>> start
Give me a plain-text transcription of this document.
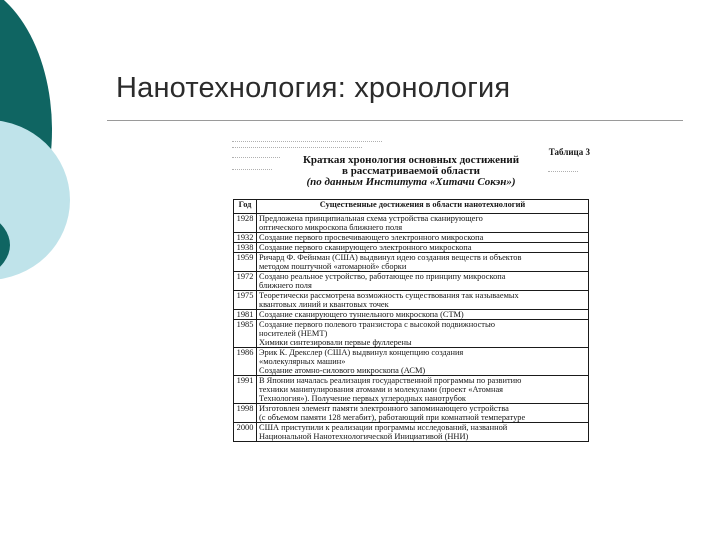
Нанотехнология: хронология
Таблица 3
Краткая хронология основных достижений
в рассматриваемой области
(по данным Института «Хитачи Сокэн»)
Год	Существенные достижения в области нанотехнологий
1928	Предложена принципиальная схема устройства сканирующего
оптического микроскопа ближнего поля

1932	Создание первого просвечивающего электронного микроскопа

1938	Создание первого сканирующего электронного микроскопа

1959	Ричард Ф. Фейнман (США) выдвинул идею создания веществ и объектов
методом поштучной «атомарной» сборки

1972	Создано реальное устройство, работающее по принципу микроскопа
ближнего поля

1975	Теоретически рассмотрена возможность существования так называемых
квантовых линий и квантовых точек

1981	Создание сканирующего туннельного микроскопа (СТМ)

1985	Создание первого полевого транзистора с высокой подвижностью
носителей (HEMT)
Химики синтезировали первые фуллерены

1986	Эрик К. Дрекслер (США) выдвинул концепцию создания
«молекулярных машин»
Создание атомно-силового микроскопа (АСМ)

1991	В Японии началась реализация государственной программы по развитию
техники манипулирования атомами и молекулами (проект «Атомная
Технология»). Получение первых углеродных нанотрубок

1998	Изготовлен элемент памяти электронного запоминающего устройства
(с объемом памяти 128 мегабит), работающий при комнатной температуре

2000	США приступили к реализации программы исследований, названной
Национальной Нанотехнологической Инициативой (ННИ)
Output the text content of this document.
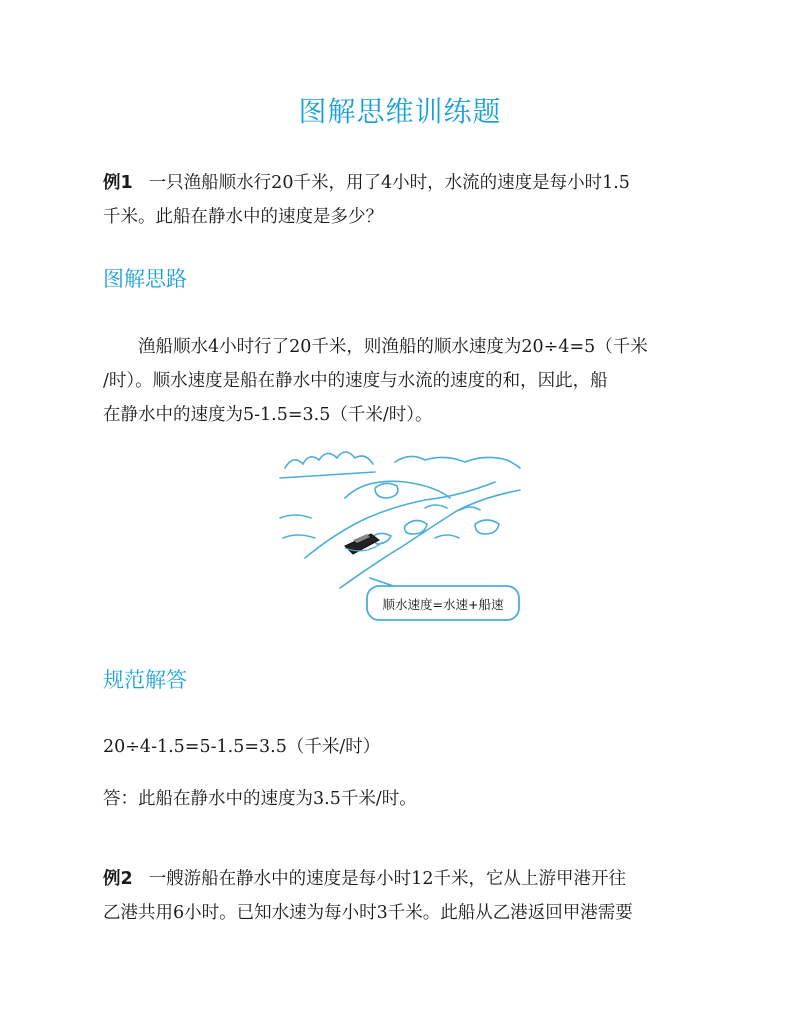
图解思维训练题
例1 一只渔船顺水行20千米，用了4小时，水流的速度是每小时1.5
千米。此船在静水中的速度是多少？
图解思路
渔船顺水4小时行了20千米，则渔船的顺水速度为20÷4=5（千米
/时）。顺水速度是船在静水中的速度与水流的速度的和，因此，船
在静水中的速度为5-1.5=3.5（千米/时）。
顺水速度=水速+船速
规范解答
20÷4-1.5=5-1.5=3.5（千米/时）
答：此船在静水中的速度为3.5千米/时。
例2 一艘游船在静水中的速度是每小时12千米，它从上游甲港开往
乙港共用6小时。已知水速为每小时3千米。此船从乙港返回甲港需要
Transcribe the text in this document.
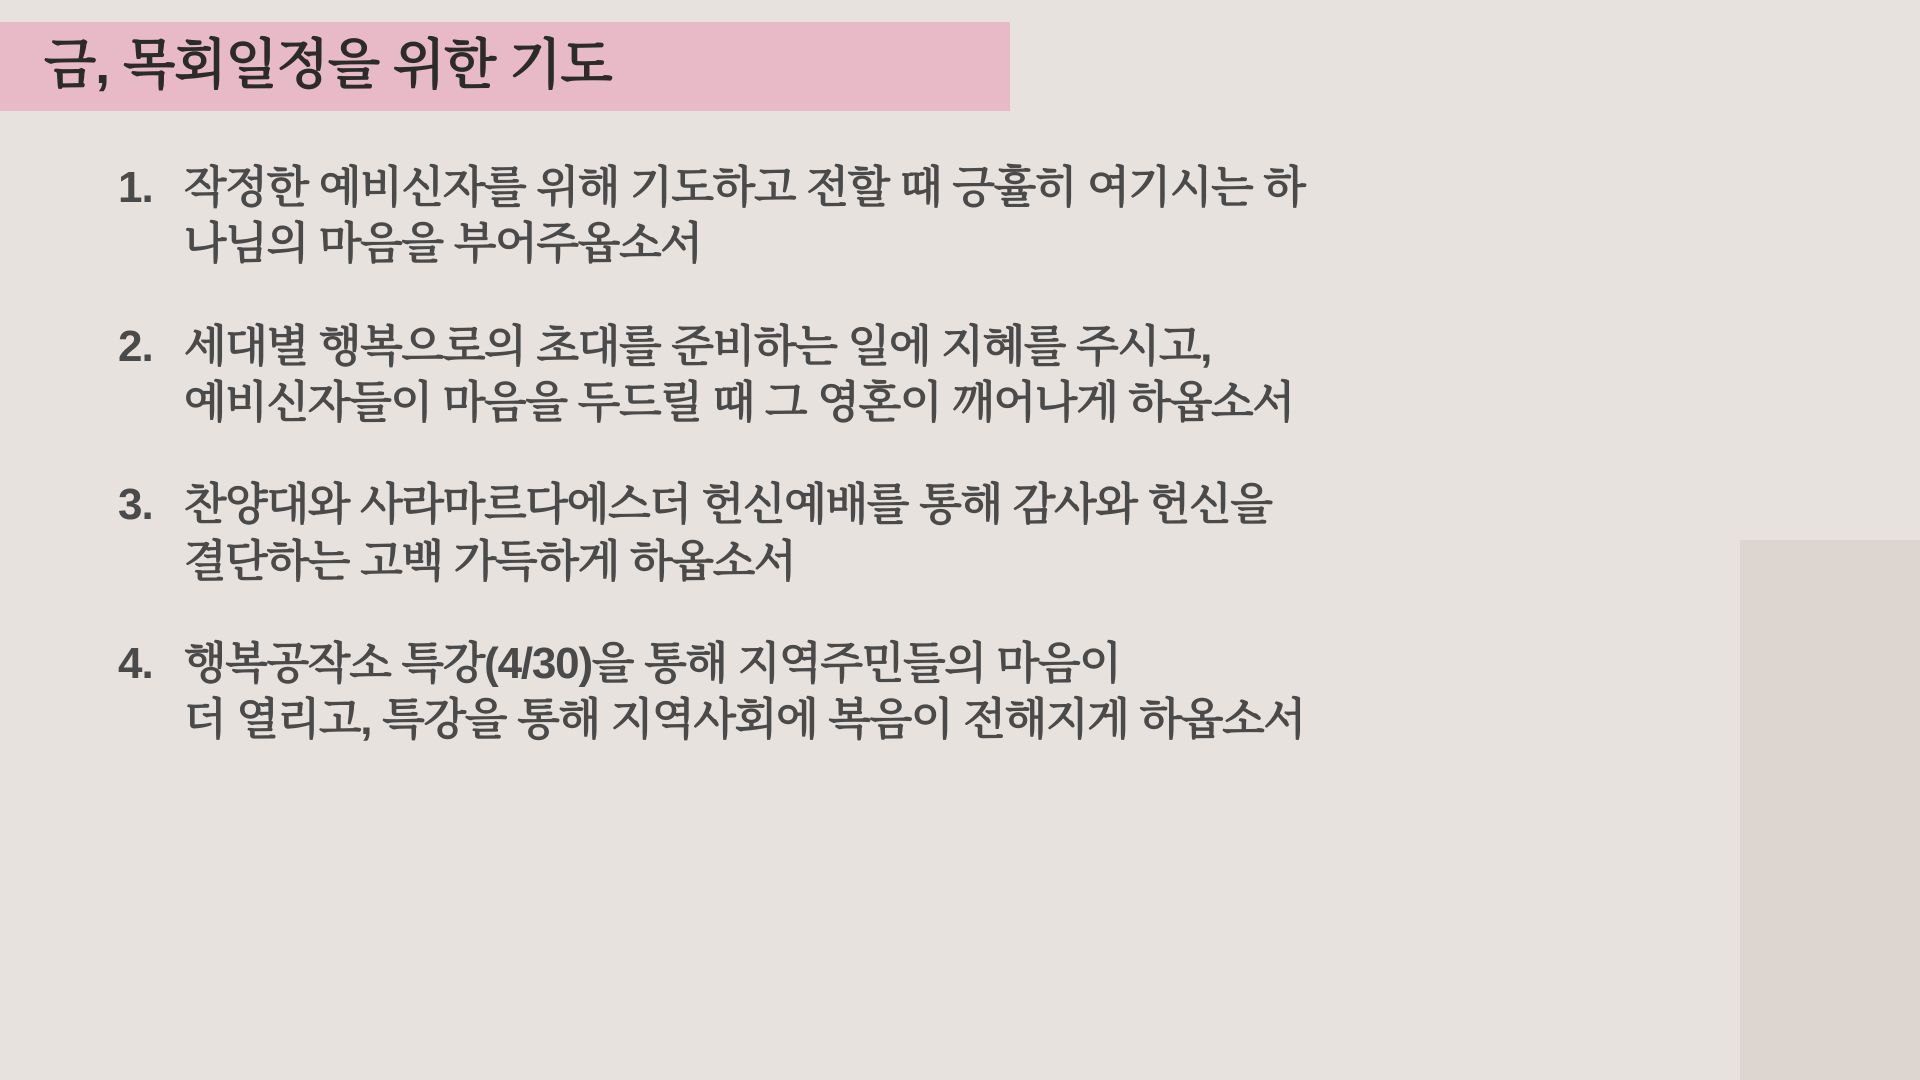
금, 목회일정을 위한 기도
1. 작정한 예비신자를 위해 기도하고 전할 때 긍휼히 여기시는 하
나님의 마음을 부어주옵소서
2. 세대별 행복으로의 초대를 준비하는 일에 지혜를 주시고,
예비신자들이 마음을 두드릴 때 그 영혼이 깨어나게 하옵소서
3. 찬양대와 사라마르다에스더 헌신예배를 통해 감사와 헌신을
결단하는 고백 가득하게 하옵소서
4. 행복공작소 특강(4/30)을 통해 지역주민들의 마음이
더 열리고, 특강을 통해 지역사회에 복음이 전해지게 하옵소서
>> end
Direction:
Without the pictures, restate each entry exactly.

Worked answer:
Give me a plain-text transcription of this document.
Нанотехнология: хронология
Таблица 3
Краткая хронология основных достижений
в рассматриваемой области
(по данным Института «Хитачи Сокэн»)
Год	Существенные достижения в области нанотехнологий
1928	Предложена принципиальная схема устройства сканирующего
оптического микроскопа ближнего поля

1932	Создание первого просвечивающего электронного микроскопа

1938	Создание первого сканирующего электронного микроскопа

1959	Ричард Ф. Фейнман (США) выдвинул идею создания веществ и объектов
методом поштучной «атомарной» сборки

1972	Создано реальное устройство, работающее по принципу микроскопа
ближнего поля

1975	Теоретически рассмотрена возможность существования так называемых
квантовых линий и квантовых точек

1981	Создание сканирующего туннельного микроскопа (СТМ)

1985	Создание первого полевого транзистора с высокой подвижностью
носителей (HEMT)
Химики синтезировали первые фуллерены

1986	Эрик К. Дрекслер (США) выдвинул концепцию создания
«молекулярных машин»
Создание атомно-силового микроскопа (АСМ)

1991	В Японии началась реализация государственной программы по развитию
техники манипулирования атомами и молекулами (проект «Атомная
Технология»). Получение первых углеродных нанотрубок

1998	Изготовлен элемент памяти электронного запоминающего устройства
(с объемом памяти 128 мегабит), работающий при комнатной температуре

2000	США приступили к реализации программы исследований, названной
Национальной Нанотехнологической Инициативой (ННИ)
Output the text content of this document.
图解思维训练题
例1 一只渔船顺水行20千米，用了4小时，水流的速度是每小时1.5
千米。此船在静水中的速度是多少？
图解思路
渔船顺水4小时行了20千米，则渔船的顺水速度为20÷4=5（千米
/时）。顺水速度是船在静水中的速度与水流的速度的和，因此，船
在静水中的速度为5-1.5=3.5（千米/时）。
顺水速度=水速+船速
规范解答
20÷4-1.5=5-1.5=3.5（千米/时）
答：此船在静水中的速度为3.5千米/时。
例2 一艘游船在静水中的速度是每小时12千米，它从上游甲港开往
乙港共用6小时。已知水速为每小时3千米。此船从乙港返回甲港需要
Transcribe the text in this document.
금, 목회일정을 위한 기도
1. 작정한 예비신자를 위해 기도하고 전할 때 긍휼히 여기시는 하
나님의 마음을 부어주옵소서
2. 세대별 행복으로의 초대를 준비하는 일에 지혜를 주시고,
예비신자들이 마음을 두드릴 때 그 영혼이 깨어나게 하옵소서
3. 찬양대와 사라마르다에스더 헌신예배를 통해 감사와 헌신을
결단하는 고백 가득하게 하옵소서
4. 행복공작소 특강(4/30)을 통해 지역주민들의 마음이
더 열리고, 특강을 통해 지역사회에 복음이 전해지게 하옵소서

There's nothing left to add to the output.